> Exercise requirements: Extract every line of the data from its first line through the line containing "set-button: Set [834, 605, 864, 635]", and reproduce those lines verbatim.

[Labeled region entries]

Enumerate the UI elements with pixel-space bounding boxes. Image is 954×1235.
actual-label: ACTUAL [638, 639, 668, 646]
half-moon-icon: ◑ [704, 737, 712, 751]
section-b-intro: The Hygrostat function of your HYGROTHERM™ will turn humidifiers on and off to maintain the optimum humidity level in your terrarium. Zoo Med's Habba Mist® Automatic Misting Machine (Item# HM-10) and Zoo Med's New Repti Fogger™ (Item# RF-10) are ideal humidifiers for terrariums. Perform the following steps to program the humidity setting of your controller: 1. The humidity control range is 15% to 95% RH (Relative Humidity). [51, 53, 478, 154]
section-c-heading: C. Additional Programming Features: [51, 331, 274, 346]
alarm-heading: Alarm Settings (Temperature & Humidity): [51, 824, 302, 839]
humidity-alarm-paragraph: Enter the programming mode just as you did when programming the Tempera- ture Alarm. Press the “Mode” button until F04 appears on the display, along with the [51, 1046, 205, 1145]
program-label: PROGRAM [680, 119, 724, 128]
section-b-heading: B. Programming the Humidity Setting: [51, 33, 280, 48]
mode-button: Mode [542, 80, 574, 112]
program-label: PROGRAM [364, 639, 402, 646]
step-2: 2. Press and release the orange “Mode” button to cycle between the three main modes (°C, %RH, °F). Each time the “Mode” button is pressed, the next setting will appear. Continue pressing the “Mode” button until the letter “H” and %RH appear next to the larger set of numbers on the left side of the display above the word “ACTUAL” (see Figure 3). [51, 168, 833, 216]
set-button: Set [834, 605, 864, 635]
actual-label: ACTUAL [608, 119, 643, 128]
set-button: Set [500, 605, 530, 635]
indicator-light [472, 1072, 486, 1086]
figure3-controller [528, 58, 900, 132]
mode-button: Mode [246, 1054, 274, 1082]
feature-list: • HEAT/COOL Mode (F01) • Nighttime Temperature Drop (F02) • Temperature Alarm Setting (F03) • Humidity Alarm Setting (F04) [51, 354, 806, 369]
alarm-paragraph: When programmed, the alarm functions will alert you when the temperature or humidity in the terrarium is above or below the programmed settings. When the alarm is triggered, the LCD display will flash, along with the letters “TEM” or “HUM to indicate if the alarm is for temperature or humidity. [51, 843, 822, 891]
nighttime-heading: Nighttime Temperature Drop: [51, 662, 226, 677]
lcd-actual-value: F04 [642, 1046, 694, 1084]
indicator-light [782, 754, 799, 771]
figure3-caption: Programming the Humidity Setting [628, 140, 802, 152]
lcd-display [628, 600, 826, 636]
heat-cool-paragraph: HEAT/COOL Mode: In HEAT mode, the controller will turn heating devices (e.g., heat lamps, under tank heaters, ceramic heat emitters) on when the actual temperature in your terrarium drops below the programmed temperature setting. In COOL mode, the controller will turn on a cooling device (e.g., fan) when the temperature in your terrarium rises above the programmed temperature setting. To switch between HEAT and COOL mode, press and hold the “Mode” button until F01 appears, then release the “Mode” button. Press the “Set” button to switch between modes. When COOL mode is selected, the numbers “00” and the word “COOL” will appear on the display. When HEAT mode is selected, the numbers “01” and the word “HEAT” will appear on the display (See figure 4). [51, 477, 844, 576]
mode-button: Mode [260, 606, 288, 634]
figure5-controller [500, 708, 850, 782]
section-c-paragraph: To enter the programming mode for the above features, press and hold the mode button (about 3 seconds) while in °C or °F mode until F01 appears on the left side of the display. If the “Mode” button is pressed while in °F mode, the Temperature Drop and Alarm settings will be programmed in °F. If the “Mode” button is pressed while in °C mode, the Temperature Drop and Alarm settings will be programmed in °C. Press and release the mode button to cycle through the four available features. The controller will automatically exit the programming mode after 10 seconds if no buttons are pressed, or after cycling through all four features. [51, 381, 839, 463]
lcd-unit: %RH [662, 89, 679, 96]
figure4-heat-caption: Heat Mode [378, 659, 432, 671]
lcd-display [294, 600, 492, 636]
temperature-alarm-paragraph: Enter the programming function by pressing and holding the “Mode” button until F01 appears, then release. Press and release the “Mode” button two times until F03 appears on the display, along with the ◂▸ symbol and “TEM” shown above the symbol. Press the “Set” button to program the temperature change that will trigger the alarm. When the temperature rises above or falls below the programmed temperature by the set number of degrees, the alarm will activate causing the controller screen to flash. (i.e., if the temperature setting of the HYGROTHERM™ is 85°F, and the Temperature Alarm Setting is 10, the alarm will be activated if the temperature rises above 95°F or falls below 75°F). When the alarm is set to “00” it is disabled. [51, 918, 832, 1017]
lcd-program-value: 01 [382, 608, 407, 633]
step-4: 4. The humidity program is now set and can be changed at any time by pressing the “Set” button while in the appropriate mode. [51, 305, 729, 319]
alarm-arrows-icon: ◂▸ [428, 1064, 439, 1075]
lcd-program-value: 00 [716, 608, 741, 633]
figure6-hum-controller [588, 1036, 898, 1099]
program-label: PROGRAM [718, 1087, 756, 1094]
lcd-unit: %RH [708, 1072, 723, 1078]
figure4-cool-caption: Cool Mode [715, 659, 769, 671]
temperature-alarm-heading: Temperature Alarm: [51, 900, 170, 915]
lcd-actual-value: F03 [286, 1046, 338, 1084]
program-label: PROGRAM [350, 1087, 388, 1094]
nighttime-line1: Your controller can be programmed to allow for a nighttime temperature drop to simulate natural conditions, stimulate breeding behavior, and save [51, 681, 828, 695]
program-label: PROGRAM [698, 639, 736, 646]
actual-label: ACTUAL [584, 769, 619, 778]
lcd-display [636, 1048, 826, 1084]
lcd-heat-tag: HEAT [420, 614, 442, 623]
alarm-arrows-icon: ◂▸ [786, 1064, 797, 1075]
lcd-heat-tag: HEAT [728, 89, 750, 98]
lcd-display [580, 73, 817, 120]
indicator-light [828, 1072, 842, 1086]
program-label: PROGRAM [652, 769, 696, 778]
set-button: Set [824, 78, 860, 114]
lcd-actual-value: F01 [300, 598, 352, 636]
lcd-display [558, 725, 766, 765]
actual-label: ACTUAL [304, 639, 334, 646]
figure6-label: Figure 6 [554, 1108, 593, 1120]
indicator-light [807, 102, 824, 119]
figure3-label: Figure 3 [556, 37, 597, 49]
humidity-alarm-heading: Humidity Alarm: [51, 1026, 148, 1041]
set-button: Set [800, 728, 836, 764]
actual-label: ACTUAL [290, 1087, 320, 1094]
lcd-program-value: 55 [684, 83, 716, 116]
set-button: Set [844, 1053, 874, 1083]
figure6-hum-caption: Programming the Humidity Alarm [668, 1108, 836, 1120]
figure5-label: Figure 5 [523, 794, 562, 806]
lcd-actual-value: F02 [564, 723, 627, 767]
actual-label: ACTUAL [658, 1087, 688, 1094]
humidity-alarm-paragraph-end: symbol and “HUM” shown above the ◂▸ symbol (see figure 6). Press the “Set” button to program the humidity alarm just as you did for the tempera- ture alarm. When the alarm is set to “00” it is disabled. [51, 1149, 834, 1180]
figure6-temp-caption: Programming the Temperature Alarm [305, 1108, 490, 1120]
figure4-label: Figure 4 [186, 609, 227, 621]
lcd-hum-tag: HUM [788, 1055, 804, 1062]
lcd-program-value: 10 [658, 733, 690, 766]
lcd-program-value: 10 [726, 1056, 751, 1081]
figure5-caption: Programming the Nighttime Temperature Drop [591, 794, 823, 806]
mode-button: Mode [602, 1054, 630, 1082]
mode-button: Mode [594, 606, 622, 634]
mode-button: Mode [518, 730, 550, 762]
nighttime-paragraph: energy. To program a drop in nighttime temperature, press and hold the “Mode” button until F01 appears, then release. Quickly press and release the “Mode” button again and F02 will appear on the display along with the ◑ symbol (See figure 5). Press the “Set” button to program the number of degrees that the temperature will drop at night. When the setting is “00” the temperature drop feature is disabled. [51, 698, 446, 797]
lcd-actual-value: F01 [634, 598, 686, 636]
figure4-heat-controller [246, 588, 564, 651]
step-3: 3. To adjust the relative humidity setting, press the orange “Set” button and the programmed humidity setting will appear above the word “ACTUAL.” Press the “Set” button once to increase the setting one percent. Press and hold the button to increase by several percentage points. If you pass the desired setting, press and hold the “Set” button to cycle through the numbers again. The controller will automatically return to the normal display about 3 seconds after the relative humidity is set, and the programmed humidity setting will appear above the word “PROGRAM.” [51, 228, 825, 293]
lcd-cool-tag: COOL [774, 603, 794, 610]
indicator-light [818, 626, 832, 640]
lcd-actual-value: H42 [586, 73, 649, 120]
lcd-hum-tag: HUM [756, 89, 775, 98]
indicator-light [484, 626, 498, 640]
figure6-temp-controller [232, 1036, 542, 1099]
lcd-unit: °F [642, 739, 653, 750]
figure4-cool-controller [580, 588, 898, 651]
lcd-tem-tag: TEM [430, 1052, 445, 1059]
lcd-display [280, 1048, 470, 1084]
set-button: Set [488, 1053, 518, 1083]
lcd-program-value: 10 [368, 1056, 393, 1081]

> Solution to this problem:
Enumerate the UI elements with pixel-space bounding boxes. Image is 954×1235.
actual-label: ACTUAL [638, 639, 668, 646]
half-moon-icon: ◑ [704, 737, 712, 751]
section-b-intro: The Hygrostat function of your HYGROTHERM™ will turn humidifiers on and off to maintain the optimum humidity level in your terrarium. Zoo Med's Habba Mist® Automatic Misting Machine (Item# HM-10) and Zoo Med's New Repti Fogger™ (Item# RF-10) are ideal humidifiers for terrariums. Perform the following steps to program the humidity setting of your controller: 1. The humidity control range is 15% to 95% RH (Relative Humidity). [51, 53, 478, 154]
section-c-heading: C. Additional Programming Features: [51, 331, 274, 346]
alarm-heading: Alarm Settings (Temperature & Humidity): [51, 824, 302, 839]
humidity-alarm-paragraph: Enter the programming mode just as you did when programming the Tempera- ture Alarm. Press the “Mode” button until F04 appears on the display, along with the [51, 1046, 205, 1145]
program-label: PROGRAM [680, 119, 724, 128]
section-b-heading: B. Programming the Humidity Setting: [51, 33, 280, 48]
mode-button: Mode [542, 80, 574, 112]
program-label: PROGRAM [364, 639, 402, 646]
step-2: 2. Press and release the orange “Mode” button to cycle between the three main modes (°C, %RH, °F). Each time the “Mode” button is pressed, the next setting will appear. Continue pressing the “Mode” button until the letter “H” and %RH appear next to the larger set of numbers on the left side of the display above the word “ACTUAL” (see Figure 3). [51, 168, 833, 216]
set-button: Set [834, 605, 864, 635]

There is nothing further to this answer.